[Dataset entries]
....................
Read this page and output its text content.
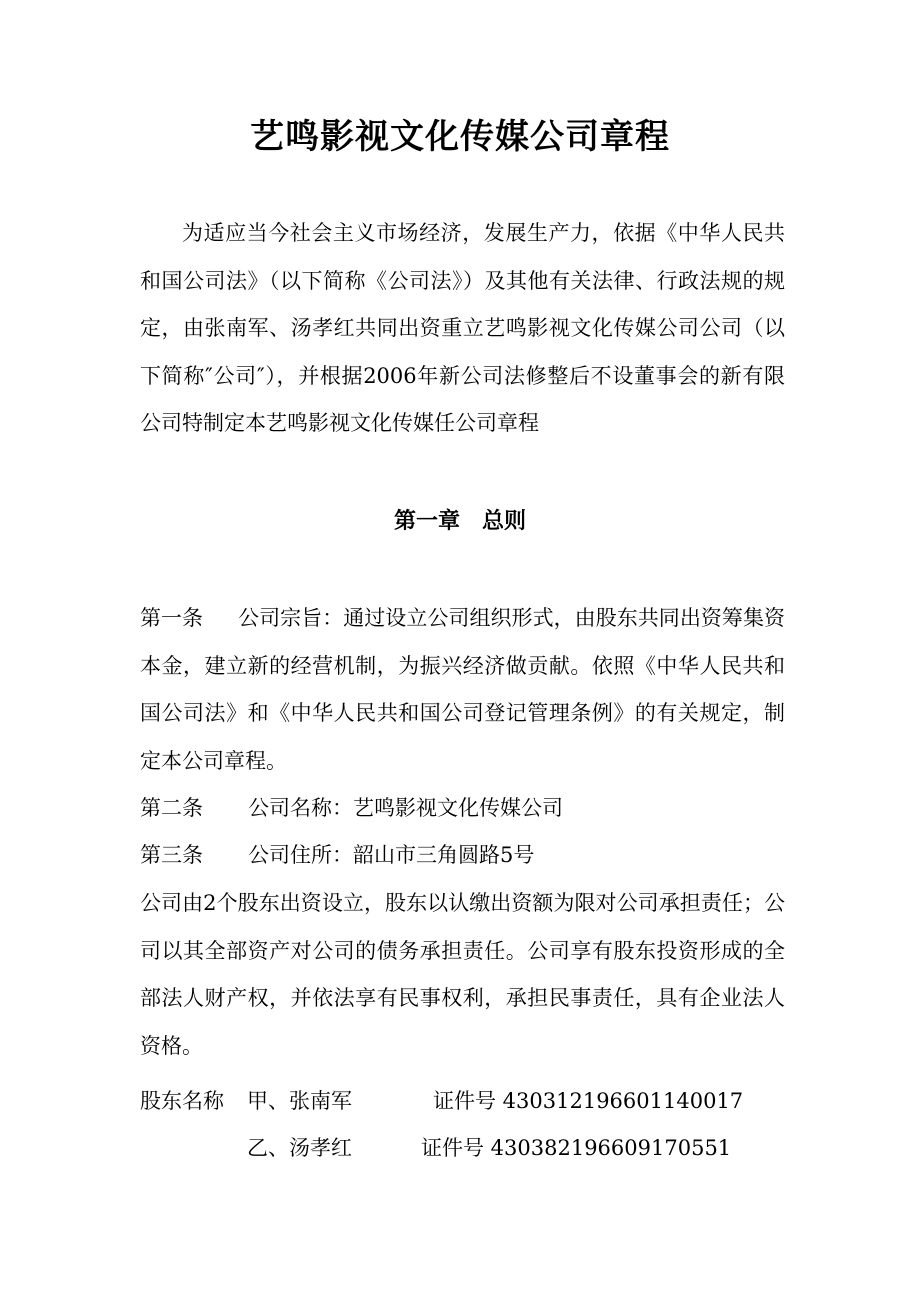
艺鸣影视文化传媒公司章程

为适应当今社会主义市场经济，发展生产力，依据《中华人民共和国公司法》（以下简称《公司法》）及其他有关法律、行政法规的规定，由张南军、汤孝红共同出资重立艺鸣影视文化传媒公司公司（以下简称″公司″），并根据2006年新公司法修整后不设董事会的新有限公司特制定本艺鸣影视文化传媒任公司章程

第一章　总则

第一条 公司宗旨：通过设立公司组织形式，由股东共同出资筹集资本金，建立新的经营机制，为振兴经济做贡献。依照《中华人民共和国公司法》和《中华人民共和国公司登记管理条例》的有关规定，制定本公司章程。

第二条 公司名称：艺鸣影视文化传媒公司

第三条 公司住所：韶山市三角圆路5号

公司由2个股东出资设立，股东以认缴出资额为限对公司承担责任；公司以其全部资产对公司的债务承担责任。公司享有股东投资形成的全部法人财产权，并依法享有民事权利，承担民事责任，具有企业法人资格。

股东名称 甲、张南军	证件号 430312196601140017
乙、汤孝红	证件号 430382196609170551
....................
Count each line of the entries that holds the word "中华人民共和国公司法", then state the total and nothing more.

2